'''
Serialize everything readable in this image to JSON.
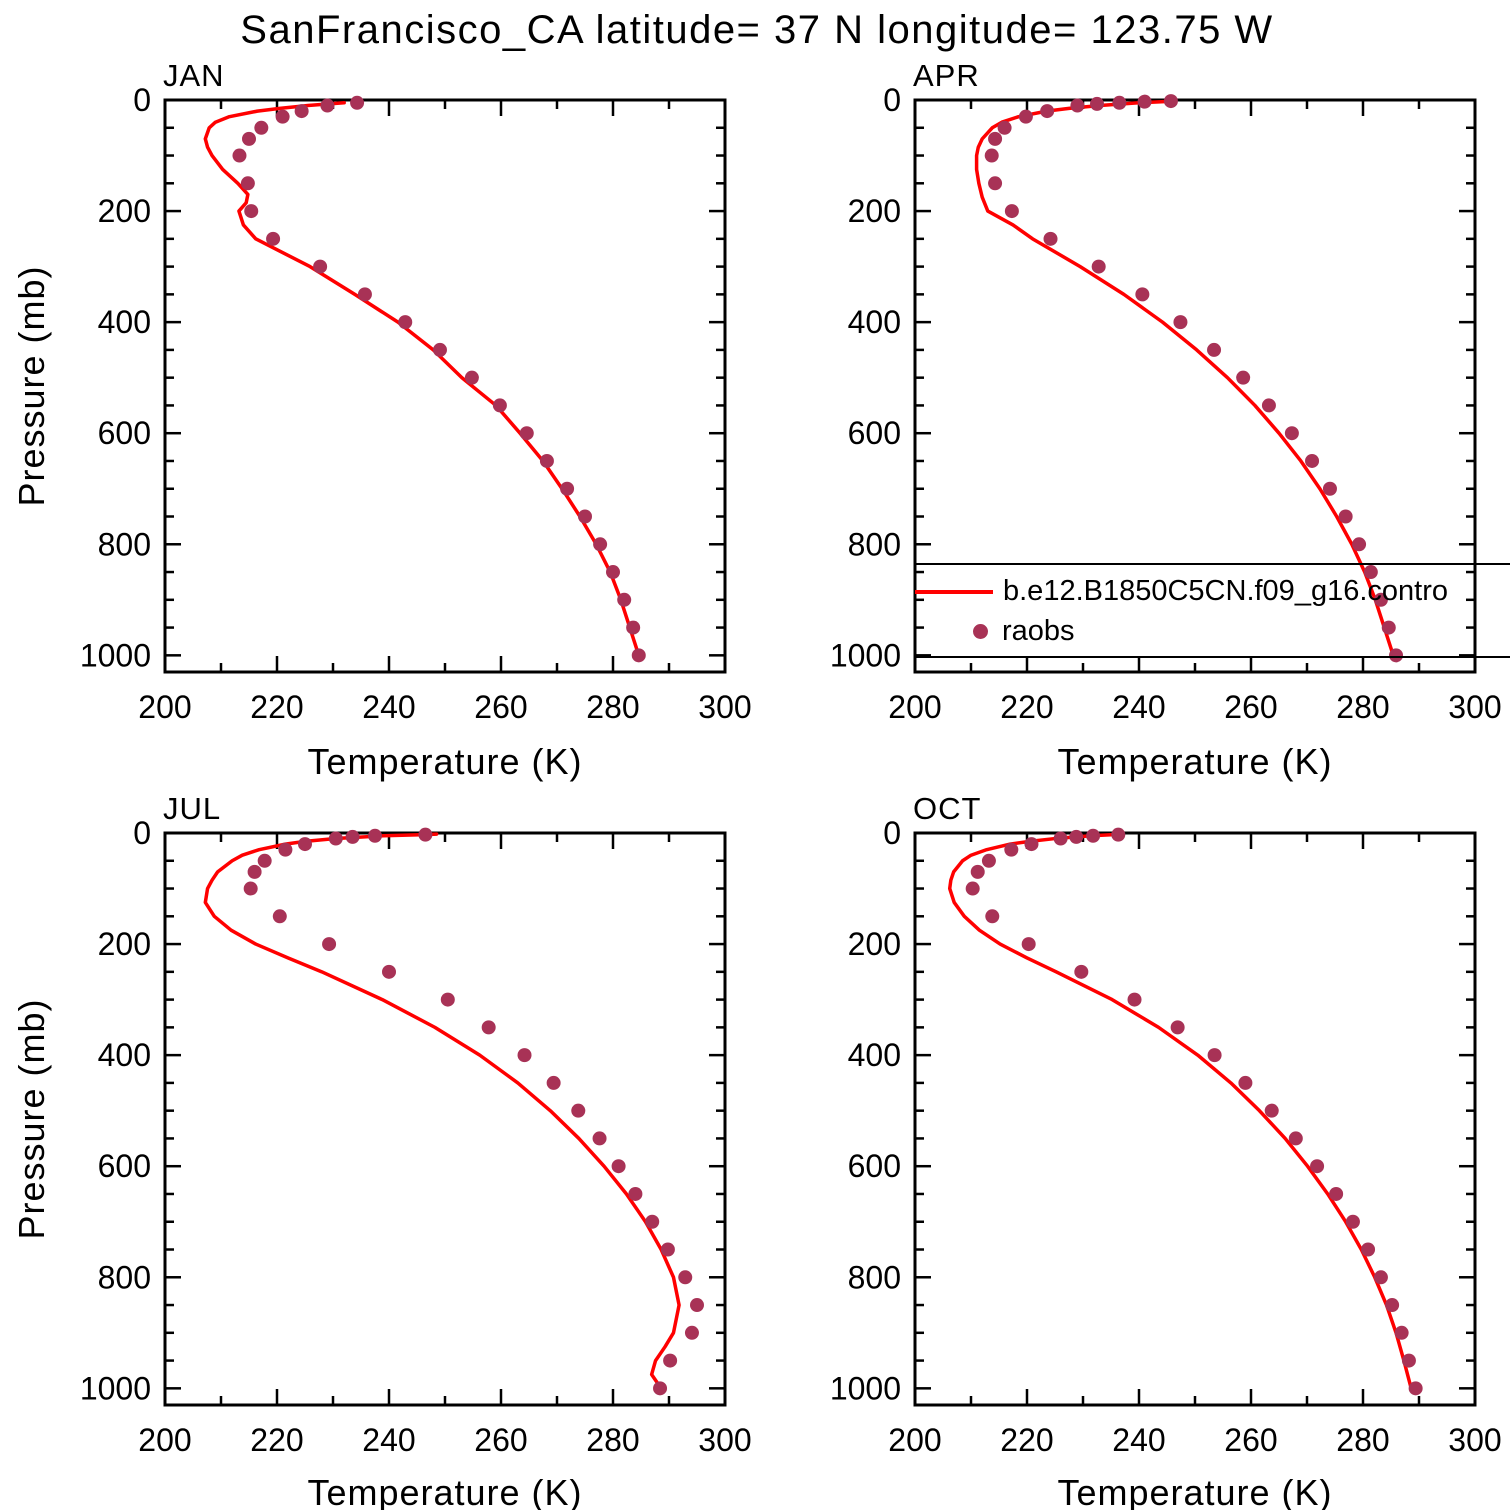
{
  "page": {
    "title": "SanFrancisco_CA  latitude= 37 N longitude= 123.75 W"
  },
  "colors": {
    "model_line": "#FF0000",
    "raobs_dot": "#A83256",
    "axis": "#000000",
    "background": "#FFFFFF"
  },
  "legend": {
    "position": "inside APR panel, lower area, box lines extend to right page edge",
    "entries": [
      {
        "label": "b.e12.B1850C5CN.f09_g16.contro",
        "marker": "line",
        "color": "#FF0000"
      },
      {
        "label": "raobs",
        "marker": "dot",
        "color": "#A83256"
      }
    ]
  },
  "chart_data": [
    {
      "type": "line",
      "title": "JAN",
      "xlabel": "Temperature (K)",
      "ylabel": "Pressure (mb)",
      "xlim": [
        200,
        300
      ],
      "xticks": [
        200,
        220,
        240,
        260,
        280,
        300
      ],
      "xminor_step": 10,
      "ylim": [
        0,
        1030
      ],
      "yticks": [
        0,
        200,
        400,
        600,
        800,
        1000
      ],
      "yminor_step": 50,
      "yaxis_inverted": true,
      "grid": false,
      "series": [
        {
          "name": "b.e12.B1850C5CN.f09_g16.contro",
          "type": "line",
          "color": "#FF0000",
          "pressure_mb": [
            1000,
            950,
            900,
            850,
            800,
            750,
            700,
            650,
            600,
            550,
            500,
            450,
            400,
            350,
            300,
            250,
            225,
            200,
            185,
            170,
            150,
            125,
            100,
            85,
            70,
            50,
            40,
            30,
            20,
            15,
            10,
            5
          ],
          "temperature_k": [
            284.6,
            283.0,
            281.4,
            279.5,
            277.0,
            274.1,
            270.9,
            267.5,
            263.4,
            259.1,
            253.0,
            247.9,
            241.6,
            233.9,
            225.9,
            216.2,
            214.0,
            213.2,
            214.5,
            214.8,
            213.0,
            210.3,
            208.4,
            207.6,
            207.2,
            207.9,
            209.0,
            211.5,
            216.5,
            220.5,
            225.5,
            232.0
          ]
        },
        {
          "name": "raobs",
          "type": "scatter",
          "color": "#A83256",
          "pressure_mb": [
            1000,
            950,
            900,
            850,
            800,
            750,
            700,
            650,
            600,
            550,
            500,
            450,
            400,
            350,
            300,
            250,
            200,
            150,
            100,
            70,
            50,
            30,
            20,
            10,
            5
          ],
          "temperature_k": [
            284.6,
            283.6,
            282.0,
            280.0,
            277.7,
            275.0,
            271.8,
            268.2,
            264.6,
            259.8,
            254.8,
            249.1,
            242.9,
            235.7,
            227.7,
            219.3,
            215.4,
            214.8,
            213.3,
            215.0,
            217.2,
            221.0,
            224.4,
            229.0,
            234.3
          ]
        }
      ]
    },
    {
      "type": "line",
      "title": "APR",
      "xlabel": "Temperature (K)",
      "ylabel": "Pressure (mb)",
      "xlim": [
        200,
        300
      ],
      "xticks": [
        200,
        220,
        240,
        260,
        280,
        300
      ],
      "xminor_step": 10,
      "ylim": [
        0,
        1030
      ],
      "yticks": [
        0,
        200,
        400,
        600,
        800,
        1000
      ],
      "yminor_step": 50,
      "yaxis_inverted": true,
      "grid": false,
      "series": [
        {
          "name": "b.e12.B1850C5CN.f09_g16.contro",
          "type": "line",
          "color": "#FF0000",
          "pressure_mb": [
            1000,
            950,
            900,
            850,
            800,
            750,
            700,
            650,
            600,
            550,
            500,
            450,
            400,
            350,
            300,
            250,
            225,
            200,
            175,
            150,
            125,
            100,
            85,
            70,
            50,
            40,
            30,
            20,
            15,
            10,
            5,
            3
          ],
          "temperature_k": [
            285.4,
            283.8,
            282.2,
            280.3,
            278.0,
            275.3,
            272.3,
            268.9,
            265.0,
            260.7,
            255.8,
            250.3,
            244.2,
            237.3,
            229.5,
            221.0,
            217.5,
            213.0,
            212.0,
            211.4,
            211.0,
            211.0,
            211.3,
            212.0,
            213.8,
            215.5,
            218.5,
            223.5,
            227.5,
            233.0,
            240.0,
            244.5
          ]
        },
        {
          "name": "raobs",
          "type": "scatter",
          "color": "#A83256",
          "pressure_mb": [
            1000,
            950,
            900,
            850,
            800,
            750,
            700,
            650,
            600,
            550,
            500,
            450,
            400,
            350,
            300,
            250,
            200,
            150,
            100,
            70,
            50,
            30,
            20,
            10,
            7,
            5,
            3,
            2
          ],
          "temperature_k": [
            285.9,
            284.6,
            283.2,
            281.4,
            279.3,
            276.9,
            274.1,
            270.9,
            267.3,
            263.2,
            258.6,
            253.4,
            247.4,
            240.6,
            232.8,
            224.2,
            217.3,
            214.3,
            213.7,
            214.3,
            216.0,
            219.8,
            223.6,
            229.0,
            232.5,
            236.5,
            241.0,
            245.7
          ]
        }
      ]
    },
    {
      "type": "line",
      "title": "JUL",
      "xlabel": "Temperature (K)",
      "ylabel": "Pressure (mb)",
      "xlim": [
        200,
        300
      ],
      "xticks": [
        200,
        220,
        240,
        260,
        280,
        300
      ],
      "xminor_step": 10,
      "ylim": [
        0,
        1030
      ],
      "yticks": [
        0,
        200,
        400,
        600,
        800,
        1000
      ],
      "yminor_step": 50,
      "yaxis_inverted": true,
      "grid": false,
      "series": [
        {
          "name": "b.e12.B1850C5CN.f09_g16.contro",
          "type": "line",
          "color": "#FF0000",
          "pressure_mb": [
            1000,
            975,
            950,
            925,
            900,
            850,
            800,
            750,
            700,
            650,
            600,
            550,
            500,
            450,
            400,
            350,
            300,
            250,
            225,
            200,
            175,
            150,
            125,
            100,
            85,
            70,
            50,
            40,
            30,
            20,
            15,
            10,
            5,
            3,
            2
          ],
          "temperature_k": [
            288.6,
            286.9,
            287.6,
            289.3,
            290.8,
            291.8,
            290.8,
            288.6,
            285.8,
            282.4,
            278.4,
            273.9,
            268.8,
            263.0,
            256.2,
            248.2,
            238.8,
            228.0,
            222.0,
            216.2,
            211.8,
            208.8,
            207.2,
            207.6,
            208.4,
            209.4,
            212.0,
            213.8,
            216.8,
            221.5,
            225.0,
            230.5,
            239.0,
            246.5,
            248.5
          ]
        },
        {
          "name": "raobs",
          "type": "scatter",
          "color": "#A83256",
          "pressure_mb": [
            1000,
            950,
            900,
            850,
            800,
            750,
            700,
            650,
            600,
            550,
            500,
            450,
            400,
            350,
            300,
            250,
            200,
            150,
            100,
            70,
            50,
            30,
            20,
            10,
            7,
            5,
            3
          ],
          "temperature_k": [
            288.4,
            290.2,
            294.1,
            295.0,
            292.9,
            289.8,
            287.0,
            284.0,
            281.0,
            277.6,
            273.8,
            269.4,
            264.2,
            257.8,
            250.5,
            240.0,
            229.3,
            220.5,
            215.3,
            216.0,
            217.8,
            221.5,
            225.0,
            230.5,
            233.5,
            237.5,
            246.5
          ]
        }
      ]
    },
    {
      "type": "line",
      "title": "OCT",
      "xlabel": "Temperature (K)",
      "ylabel": "Pressure (mb)",
      "xlim": [
        200,
        300
      ],
      "xticks": [
        200,
        220,
        240,
        260,
        280,
        300
      ],
      "xminor_step": 10,
      "ylim": [
        0,
        1030
      ],
      "yticks": [
        0,
        200,
        400,
        600,
        800,
        1000
      ],
      "yminor_step": 50,
      "yaxis_inverted": true,
      "grid": false,
      "series": [
        {
          "name": "b.e12.B1850C5CN.f09_g16.contro",
          "type": "line",
          "color": "#FF0000",
          "pressure_mb": [
            1000,
            950,
            900,
            850,
            800,
            750,
            700,
            650,
            600,
            550,
            500,
            450,
            400,
            350,
            300,
            250,
            225,
            200,
            175,
            150,
            125,
            100,
            85,
            70,
            50,
            40,
            30,
            20,
            15,
            10,
            5,
            3,
            2
          ],
          "temperature_k": [
            288.6,
            287.3,
            285.9,
            284.2,
            282.1,
            279.7,
            276.9,
            273.7,
            270.1,
            266.1,
            261.5,
            256.4,
            250.5,
            243.5,
            235.2,
            225.2,
            220.0,
            215.2,
            211.5,
            208.8,
            207.0,
            206.2,
            206.4,
            206.9,
            208.5,
            210.0,
            212.8,
            217.0,
            220.5,
            225.0,
            231.5,
            235.5,
            237.0
          ]
        },
        {
          "name": "raobs",
          "type": "scatter",
          "color": "#A83256",
          "pressure_mb": [
            1000,
            950,
            900,
            850,
            800,
            750,
            700,
            650,
            600,
            550,
            500,
            450,
            400,
            350,
            300,
            250,
            200,
            150,
            100,
            70,
            50,
            30,
            20,
            10,
            7,
            5,
            3
          ],
          "temperature_k": [
            289.4,
            288.2,
            286.9,
            285.2,
            283.2,
            280.9,
            278.2,
            275.2,
            271.8,
            268.0,
            263.7,
            259.0,
            253.5,
            246.9,
            239.2,
            229.7,
            220.3,
            213.8,
            210.3,
            211.2,
            213.2,
            217.2,
            220.8,
            226.0,
            228.8,
            231.8,
            236.3
          ]
        }
      ]
    }
  ]
}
'''
## Written instruction
Pick out and copy the lines of the entries that hold the string "title".

## Worked answer
    "title": "SanFrancisco_CA  latitude= 37 N longitude= 123.75 W"
      "title": "JAN",
      "title": "APR",
      "title": "JUL",
      "title": "OCT",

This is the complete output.